§ **REQUIRED TASK**:
Output each line exactly as it appears, skipping any embedded picture.

** begin INPUT DATA **

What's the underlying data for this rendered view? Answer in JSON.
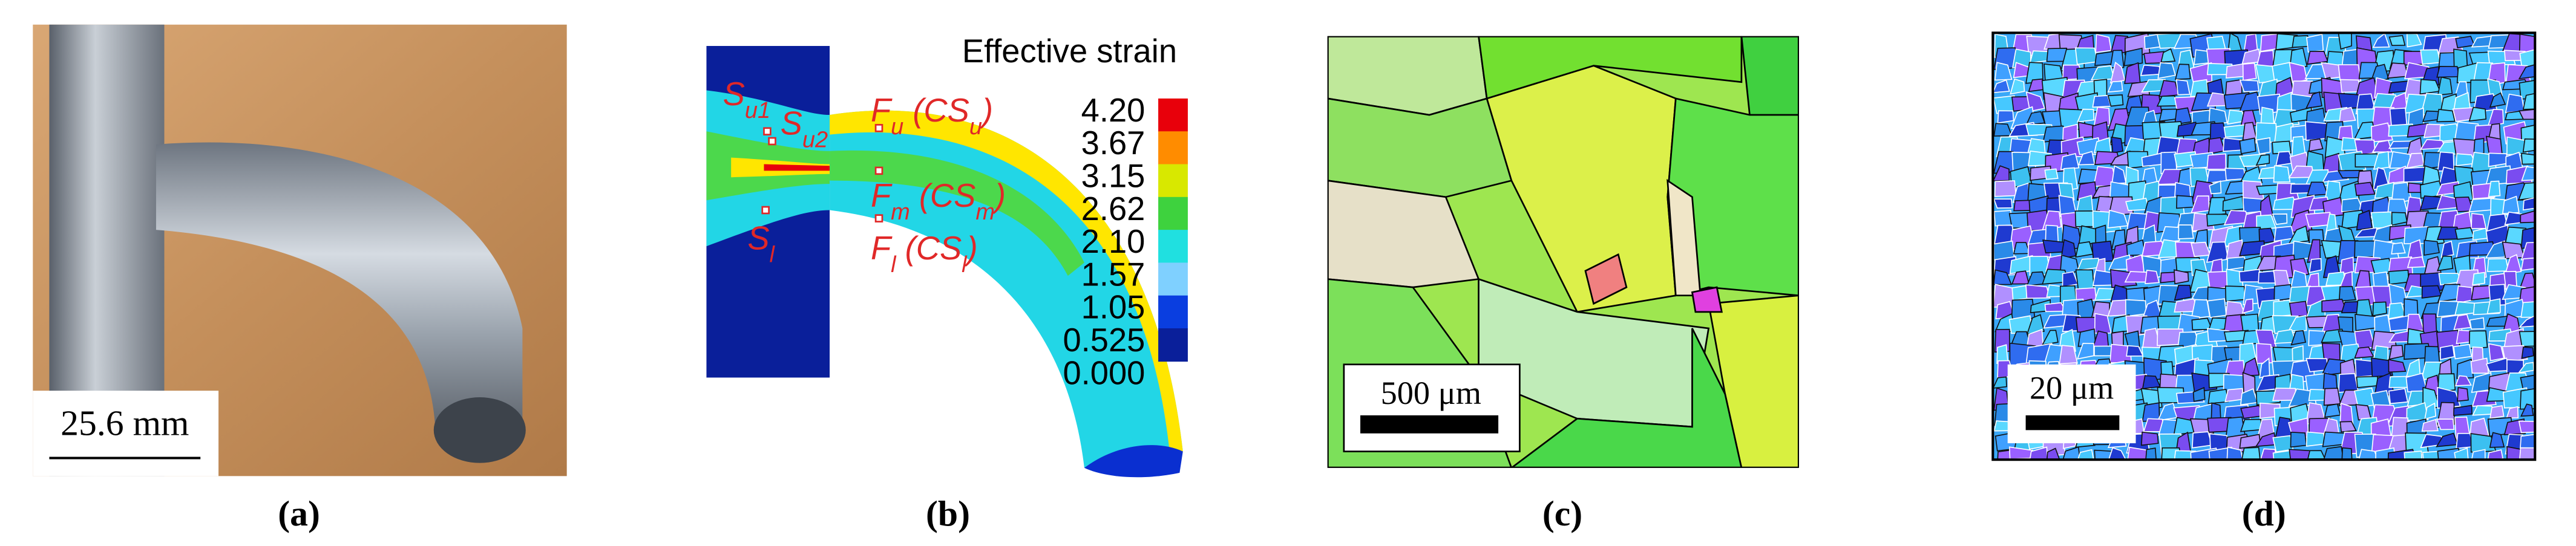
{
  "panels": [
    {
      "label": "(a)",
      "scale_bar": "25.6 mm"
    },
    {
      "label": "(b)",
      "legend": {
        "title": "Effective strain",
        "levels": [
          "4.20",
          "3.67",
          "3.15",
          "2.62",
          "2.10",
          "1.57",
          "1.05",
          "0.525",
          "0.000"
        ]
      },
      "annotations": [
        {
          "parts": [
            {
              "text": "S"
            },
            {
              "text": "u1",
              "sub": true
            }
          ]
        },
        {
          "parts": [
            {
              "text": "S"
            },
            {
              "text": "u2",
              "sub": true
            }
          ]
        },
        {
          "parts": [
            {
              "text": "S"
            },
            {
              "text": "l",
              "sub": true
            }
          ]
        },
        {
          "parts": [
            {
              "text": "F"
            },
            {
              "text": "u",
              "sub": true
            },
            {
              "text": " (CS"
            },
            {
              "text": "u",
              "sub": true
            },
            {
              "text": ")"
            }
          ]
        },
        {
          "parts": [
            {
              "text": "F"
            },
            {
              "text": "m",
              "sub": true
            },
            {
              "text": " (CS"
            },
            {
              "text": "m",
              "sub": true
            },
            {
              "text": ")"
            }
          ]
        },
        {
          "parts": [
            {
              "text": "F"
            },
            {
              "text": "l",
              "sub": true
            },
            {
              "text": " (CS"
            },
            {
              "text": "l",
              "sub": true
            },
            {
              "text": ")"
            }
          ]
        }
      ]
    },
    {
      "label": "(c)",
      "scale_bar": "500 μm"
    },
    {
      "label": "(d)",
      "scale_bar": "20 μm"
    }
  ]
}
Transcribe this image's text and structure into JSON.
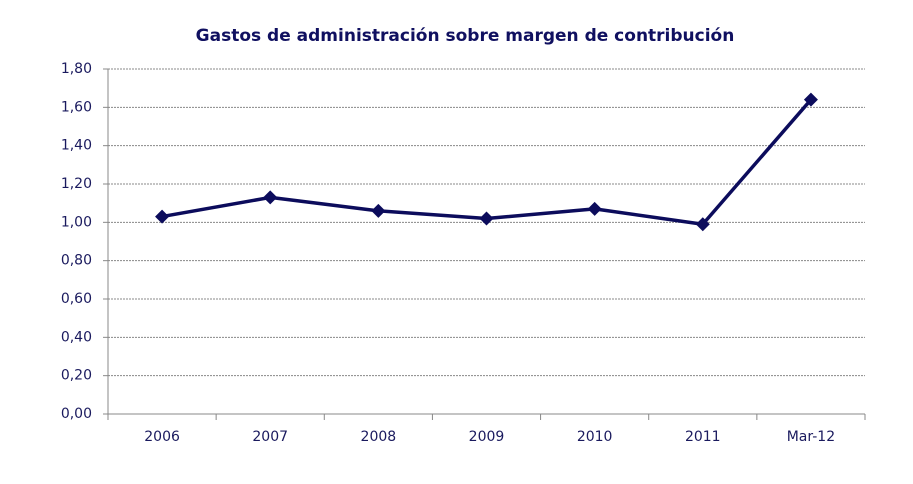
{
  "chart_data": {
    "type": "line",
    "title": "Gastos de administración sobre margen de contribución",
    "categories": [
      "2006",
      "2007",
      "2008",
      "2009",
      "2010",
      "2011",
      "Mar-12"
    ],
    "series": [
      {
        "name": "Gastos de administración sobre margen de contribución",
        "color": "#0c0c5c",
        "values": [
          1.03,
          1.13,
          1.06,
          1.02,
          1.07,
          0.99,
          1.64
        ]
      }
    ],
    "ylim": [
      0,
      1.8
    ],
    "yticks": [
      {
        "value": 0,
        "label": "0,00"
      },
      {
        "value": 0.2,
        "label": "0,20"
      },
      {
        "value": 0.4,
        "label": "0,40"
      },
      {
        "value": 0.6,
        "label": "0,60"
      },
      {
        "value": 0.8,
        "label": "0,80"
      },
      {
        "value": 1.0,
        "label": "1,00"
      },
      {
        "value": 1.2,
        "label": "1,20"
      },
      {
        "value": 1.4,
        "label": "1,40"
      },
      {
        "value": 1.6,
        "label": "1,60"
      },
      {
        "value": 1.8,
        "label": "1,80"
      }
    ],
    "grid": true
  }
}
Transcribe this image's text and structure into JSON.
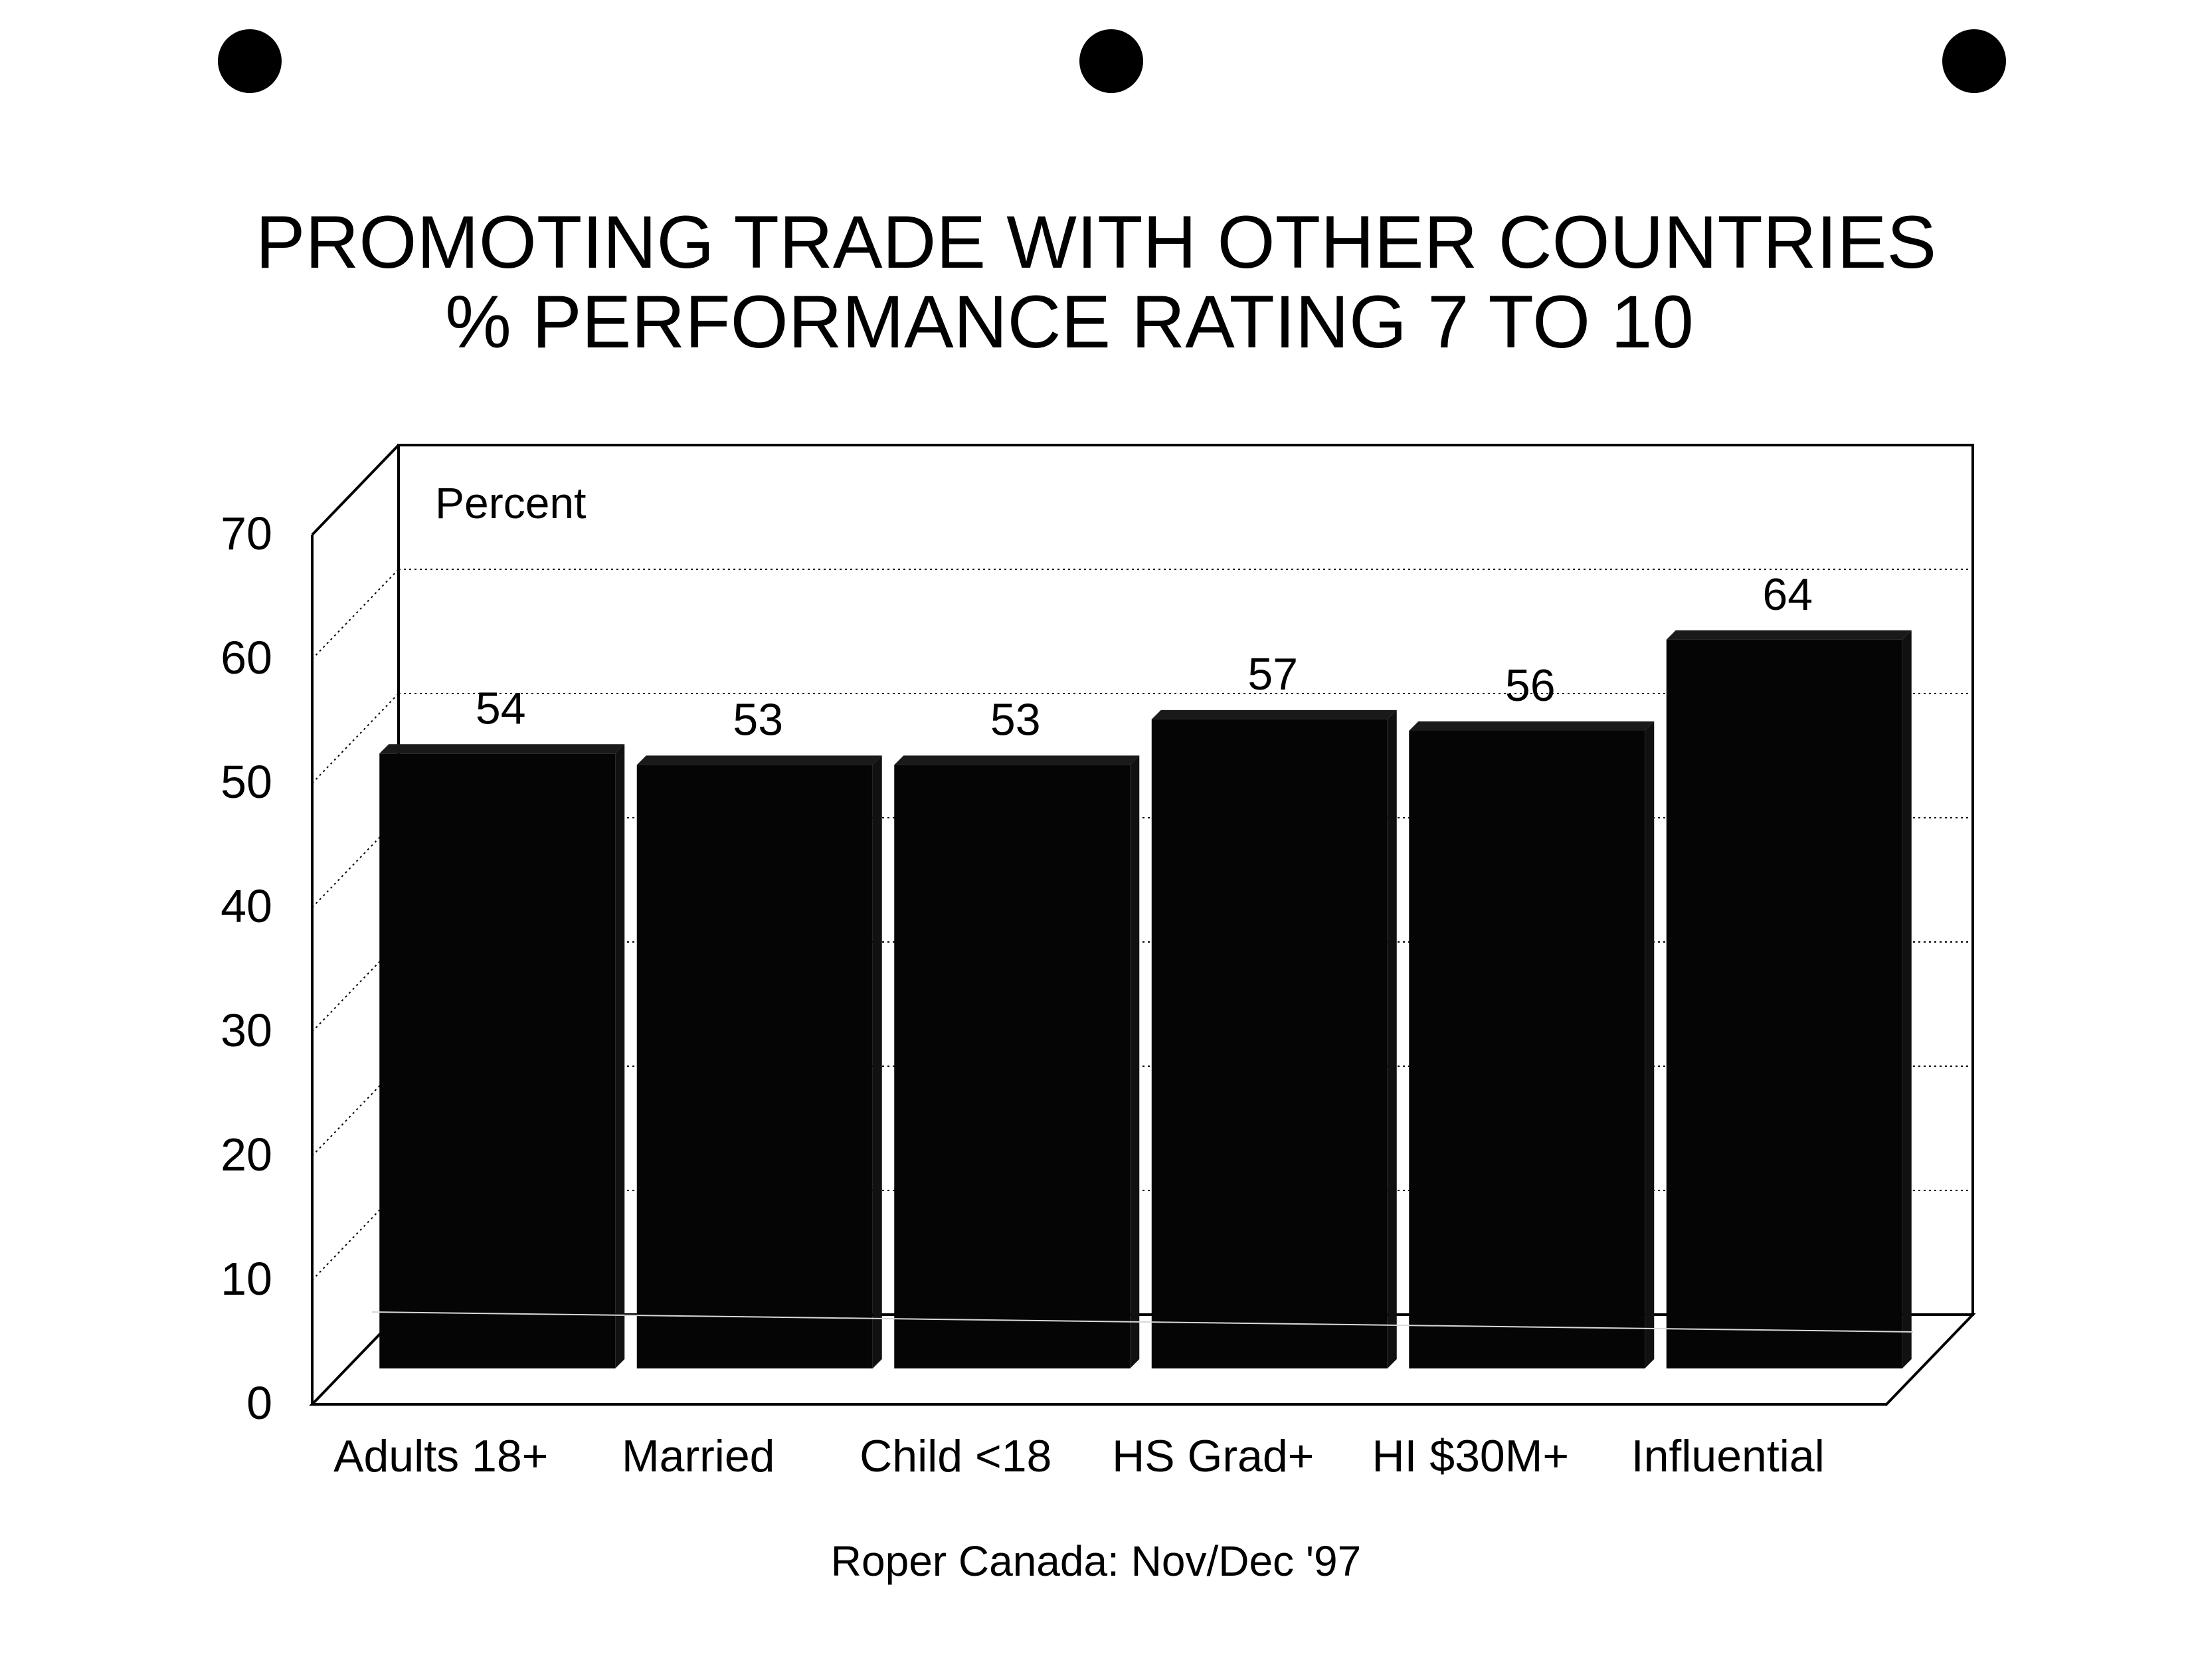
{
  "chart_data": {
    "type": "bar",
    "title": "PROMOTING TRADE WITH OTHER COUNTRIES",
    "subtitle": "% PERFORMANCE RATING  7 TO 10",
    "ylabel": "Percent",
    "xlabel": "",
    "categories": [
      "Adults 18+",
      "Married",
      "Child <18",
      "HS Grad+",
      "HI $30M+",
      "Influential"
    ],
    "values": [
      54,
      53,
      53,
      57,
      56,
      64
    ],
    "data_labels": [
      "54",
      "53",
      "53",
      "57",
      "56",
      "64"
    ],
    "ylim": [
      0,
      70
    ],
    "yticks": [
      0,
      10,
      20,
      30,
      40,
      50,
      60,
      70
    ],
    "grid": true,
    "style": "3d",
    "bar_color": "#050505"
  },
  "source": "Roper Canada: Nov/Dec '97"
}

** end INPUT DATA **

§ **SOLUTION BELOW**:
What's the underlying data for this rendered view? Answer in JSON.
{
  "panels": [
    {
      "label": "(a)",
      "scale_bar": "25.6 mm"
    },
    {
      "label": "(b)",
      "legend": {
        "title": "Effective strain",
        "levels": [
          "4.20",
          "3.67",
          "3.15",
          "2.62",
          "2.10",
          "1.57",
          "1.05",
          "0.525",
          "0.000"
        ]
      },
      "annotations": [
        {
          "parts": [
            {
              "text": "S"
            },
            {
              "text": "u1",
              "sub": true
            }
          ]
        },
        {
          "parts": [
            {
              "text": "S"
            },
            {
              "text": "u2",
              "sub": true
            }
          ]
        },
        {
          "parts": [
            {
              "text": "S"
            },
            {
              "text": "l",
              "sub": true
            }
          ]
        },
        {
          "parts": [
            {
              "text": "F"
            },
            {
              "text": "u",
              "sub": true
            },
            {
              "text": " (CS"
            },
            {
              "text": "u",
              "sub": true
            },
            {
              "text": ")"
            }
          ]
        },
        {
          "parts": [
            {
              "text": "F"
            },
            {
              "text": "m",
              "sub": true
            },
            {
              "text": " (CS"
            },
            {
              "text": "m",
              "sub": true
            },
            {
              "text": ")"
            }
          ]
        },
        {
          "parts": [
            {
              "text": "F"
            },
            {
              "text": "l",
              "sub": true
            },
            {
              "text": " (CS"
            },
            {
              "text": "l",
              "sub": true
            },
            {
              "text": ")"
            }
          ]
        }
      ]
    },
    {
      "label": "(c)",
      "scale_bar": "500 μm"
    },
    {
      "label": "(d)",
      "scale_bar": "20 μm"
    }
  ]
}
Transcribe this image's text and structure into JSON.
{
  "chart_data": {
    "type": "line",
    "title": "Gastos de administración sobre margen de contribución",
    "categories": [
      "2006",
      "2007",
      "2008",
      "2009",
      "2010",
      "2011",
      "Mar-12"
    ],
    "series": [
      {
        "name": "Gastos de administración sobre margen de contribución",
        "color": "#0c0c5c",
        "values": [
          1.03,
          1.13,
          1.06,
          1.02,
          1.07,
          0.99,
          1.64
        ]
      }
    ],
    "ylim": [
      0,
      1.8
    ],
    "yticks": [
      {
        "value": 0,
        "label": "0,00"
      },
      {
        "value": 0.2,
        "label": "0,20"
      },
      {
        "value": 0.4,
        "label": "0,40"
      },
      {
        "value": 0.6,
        "label": "0,60"
      },
      {
        "value": 0.8,
        "label": "0,80"
      },
      {
        "value": 1.0,
        "label": "1,00"
      },
      {
        "value": 1.2,
        "label": "1,20"
      },
      {
        "value": 1.4,
        "label": "1,40"
      },
      {
        "value": 1.6,
        "label": "1,60"
      },
      {
        "value": 1.8,
        "label": "1,80"
      }
    ],
    "grid": true
  }
}
Transcribe this image's text and structure into JSON.
{
  "chart_data": {
    "type": "bar",
    "title": "PROMOTING TRADE WITH OTHER COUNTRIES",
    "subtitle": "% PERFORMANCE RATING  7 TO 10",
    "ylabel": "Percent",
    "xlabel": "",
    "categories": [
      "Adults 18+",
      "Married",
      "Child <18",
      "HS Grad+",
      "HI $30M+",
      "Influential"
    ],
    "values": [
      54,
      53,
      53,
      57,
      56,
      64
    ],
    "data_labels": [
      "54",
      "53",
      "53",
      "57",
      "56",
      "64"
    ],
    "ylim": [
      0,
      70
    ],
    "yticks": [
      0,
      10,
      20,
      30,
      40,
      50,
      60,
      70
    ],
    "grid": true,
    "style": "3d",
    "bar_color": "#050505"
  },
  "source": "Roper Canada: Nov/Dec '97"
}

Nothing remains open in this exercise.